▶ À faire:
1. Recopiez fidèlement le passage du compte rendu consacré au pop art et au minimal art, de « Le projet d’une socio-esthétique s’inspire » à « et Diana Crane. ».
2. Traduisez en anglais cette phrase du compte rendu consacré au pop art et au minimal art : « Le propos montre tout d’abord l’intérêt d’une approche socio-esthétique des avant-gardes, dans laquelle les grands artistes sont passés au crible de l’analyse sociologique. »
3. Rédigez la suite du compte rendu consacré au pop art et au minimal art, à partir de sa dernière phrase.

▶ Extrait cité:
------------------------------

Une ambitieuse étude socio-esthétique des avant-gardes artistiques du pop art et du minimal art.

L’ouvrage de Yannick Bréhin se fixe pour objectif de "contribuer à une histoire sociale de l’art de la période contemporaine de la fin des années 1950 à la fin des années 1980, en s’intéressant à la fois aux œuvres et aux artistes vedettes, à l’étude formaliste des œuvres et au marché de l’art, aux instances de consécration de l’art et aux acteurs qui sont engagés avec succès dans cette avant-garde"   .

Face à ce défi ambitieux, que retenir de ce livre, dense et stimulant, sur un art contemporain parfois lui-même incompris ? Le propos montre tout d’abord l’intérêt d’une approche socio-esthétique des avant-gardes, dans laquelle les grands artistes sont passés au crible de l’analyse sociologique. Il permet également de comprendre l’émergence de ces mouvements artistiques dans les années 1950-1960, qui se sont appuyés sur des objets manufacturés ou sur le concept d’installation. Enfin, il est également intéressant du point de vue de l’étude des institutions culturelles, puisque ces mouvements émergent grâce au dynamisme du marché de l’art américain.

 

Le projet d’une socio-esthétique

Le projet d’une socio-esthétique s’inspire à la fois d’une sociologie bourdieusienne (le "structuralisme génétique"), d’une approche formaliste de l’art (conférant au monde de l’art son autonomie de détermination) et des apports des analyses socio-économiques du marché de l’art et des institutions culturelles de Raymonde Moulin et Diana Crane.

------------------------------

▶ Données fournies:
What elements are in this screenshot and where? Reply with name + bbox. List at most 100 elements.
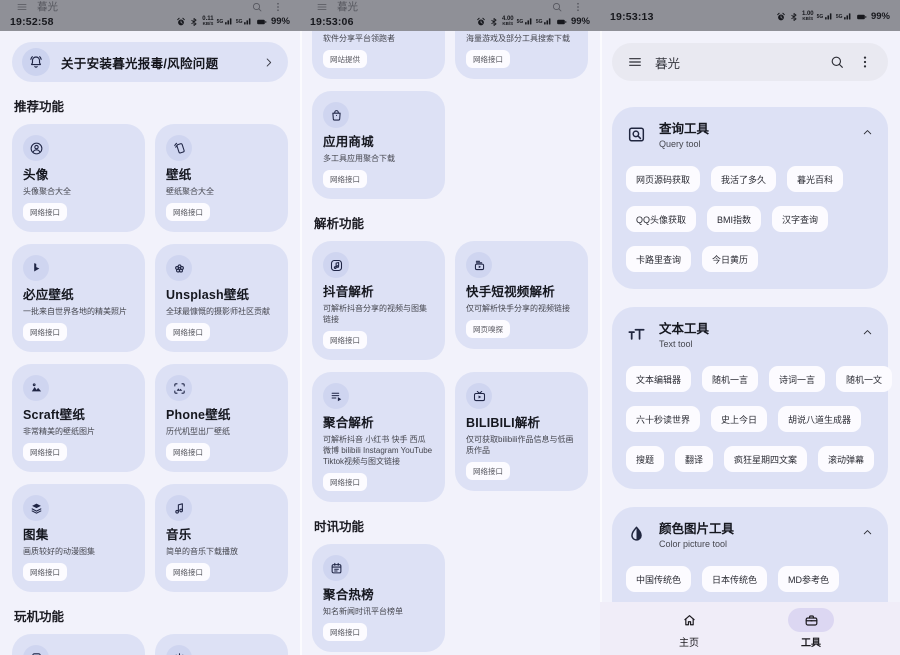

------------------------------

▶ Résultats:
1.
Le projet d’une socio-esthétique s’inspire à la fois d’une sociologie bourdieusienne (le "structuralisme génétique"), d’une approche formaliste de l’art (conférant au monde de l’art son autonomie de détermination) et des apports des analyses socio-économiques du marché de l’art et des institutions culturelles de Raymonde Moulin et Diana Crane.

2. The discussion first shows the value of a socio-aesthetic approach to the avant-gardes, in which the major artists are subjected to close sociological scrutiny.

3.
Fidèle à la perspective bourdieusienne, construire une "science des œuvres" digne de ce nom suppose selon l’auteur "de relier l’analyse interne des produits artistiques à une analyse externe s’attachant à retrouver les raisons sociales des prises de position esthétique des artistes. Il s’agit alors d’étudier les transformations qui ont affecté le marché de l’art et les institutions culturelles qui définissent les critères de sélection des œuvres dignes de meubler l’histoire de l’art"   .

Pour comprendre le positionnement des artistes avant-gardistes, il convient donc de faire un travail de genèse des habitus esthétiques, en montrant notamment comment les ressources (origines sociales, activités durant l’enfance, milieu culturel familial, études suivies, réseaux, situation d’émigration, etc.) façonnent les partis pris esthétiques de l’artiste dans l’espace structuré des possibles artistiques. Yannick Bréhin nous suggère, à travers de nombreux exemples, que la trajectoire et les ressources sociales sont déterminantes pour comprendre non seulement la position de l’artiste dans l’espace des possibles, mais aussi cette période d’effervescence artistique : d’une manière générale, les artistes issus du pop art ont des origines plus modestes que ceux du minimal art (même si la version européenne du pop art est plutôt issue des classes supérieures). Comme il est précisé, "l’esthétique hétéronome du pop art implique que l’apprenti artiste soit sensible à un art qui se réfère au monde ordinaire et à la société de consommation. Alors que l’esthétique puriste du minimal art suppose, au contraire, une sensibilisation à un mode d’expression qui se réfère à l’histoire de l’art et ses enjeux stylistiques"   . Par contraste, le sous-espace intermédiaire est occupé par des artistes maîtrisant parfaitement l’histoire de l’art, faisant le lien entre l’austérité du minimal art et la référence au monde ordinaire présente dans le pop art.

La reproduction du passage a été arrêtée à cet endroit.